Task statement
Without the pictures, output the records below word for word.

■ ■ ■ ■

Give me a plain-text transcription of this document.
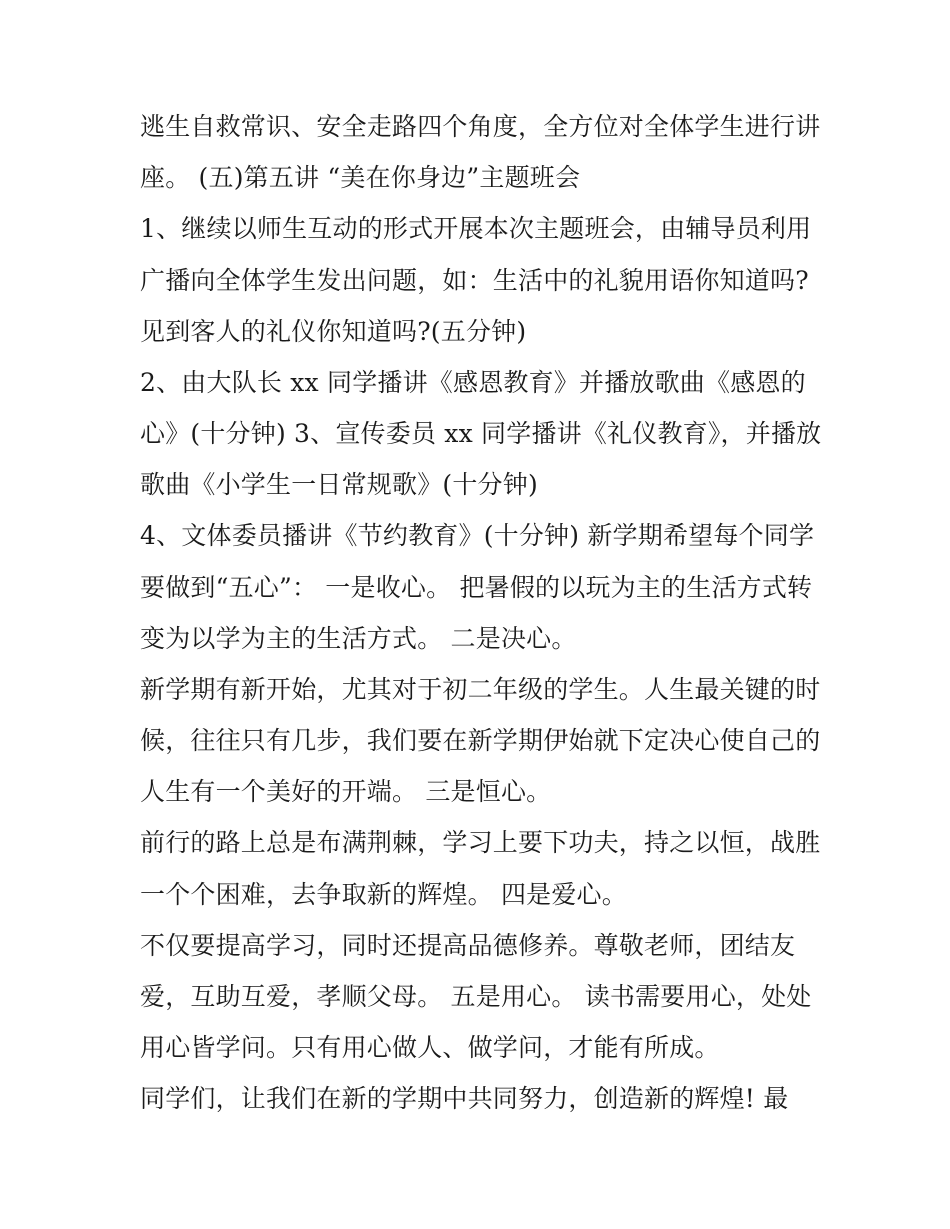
逃生自救常识、安全走路四个角度，全方位对全体学生进行讲
座。 (五)第五讲 “美在你身边”主题班会
1、继续以师生互动的形式开展本次主题班会，由辅导员利用
广播向全体学生发出问题，如：生活中的礼貌用语你知道吗?
见到客人的礼仪你知道吗?(五分钟)
2、由大队长 xx 同学播讲《感恩教育》并播放歌曲《感恩的
心》(十分钟) 3、宣传委员 xx 同学播讲《礼仪教育》，并播放
歌曲《小学生一日常规歌》(十分钟)
4、文体委员播讲《节约教育》(十分钟) 新学期希望每个同学
要做到“五心”： 一是收心。 把暑假的以玩为主的生活方式转
变为以学为主的生活方式。 二是决心。
新学期有新开始，尤其对于初二年级的学生。人生最关键的时
候，往往只有几步，我们要在新学期伊始就下定决心使自己的
人生有一个美好的开端。 三是恒心。
前行的路上总是布满荆棘，学习上要下功夫，持之以恒，战胜
一个个困难，去争取新的辉煌。 四是爱心。
不仅要提高学习，同时还提高品德修养。尊敬老师，团结友
爱，互助互爱，孝顺父母。 五是用心。 读书需要用心，处处
用心皆学问。只有用心做人、做学问，才能有所成。
同学们，让我们在新的学期中共同努力，创造新的辉煌! 最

■ ■ ■ ■

Response below
Give me a plain-text transcription of this document.
逃生自救常识、安全走路四个角度，全方位对全体学生进行讲
座。 (五)第五讲 “美在你身边”主题班会
1、继续以师生互动的形式开展本次主题班会，由辅导员利用
广播向全体学生发出问题，如：生活中的礼貌用语你知道吗?
见到客人的礼仪你知道吗?(五分钟)
2、由大队长 xx 同学播讲《感恩教育》并播放歌曲《感恩的
心》(十分钟) 3、宣传委员 xx 同学播讲《礼仪教育》，并播放
歌曲《小学生一日常规歌》(十分钟)
4、文体委员播讲《节约教育》(十分钟) 新学期希望每个同学
要做到“五心”： 一是收心。 把暑假的以玩为主的生活方式转
变为以学为主的生活方式。 二是决心。
新学期有新开始，尤其对于初二年级的学生。人生最关键的时
候，往往只有几步，我们要在新学期伊始就下定决心使自己的
人生有一个美好的开端。 三是恒心。
前行的路上总是布满荆棘，学习上要下功夫，持之以恒，战胜
一个个困难，去争取新的辉煌。 四是爱心。
不仅要提高学习，同时还提高品德修养。尊敬老师，团结友
爱，互助互爱，孝顺父母。 五是用心。 读书需要用心，处处
用心皆学问。只有用心做人、做学问，才能有所成。
同学们，让我们在新的学期中共同努力，创造新的辉煌! 最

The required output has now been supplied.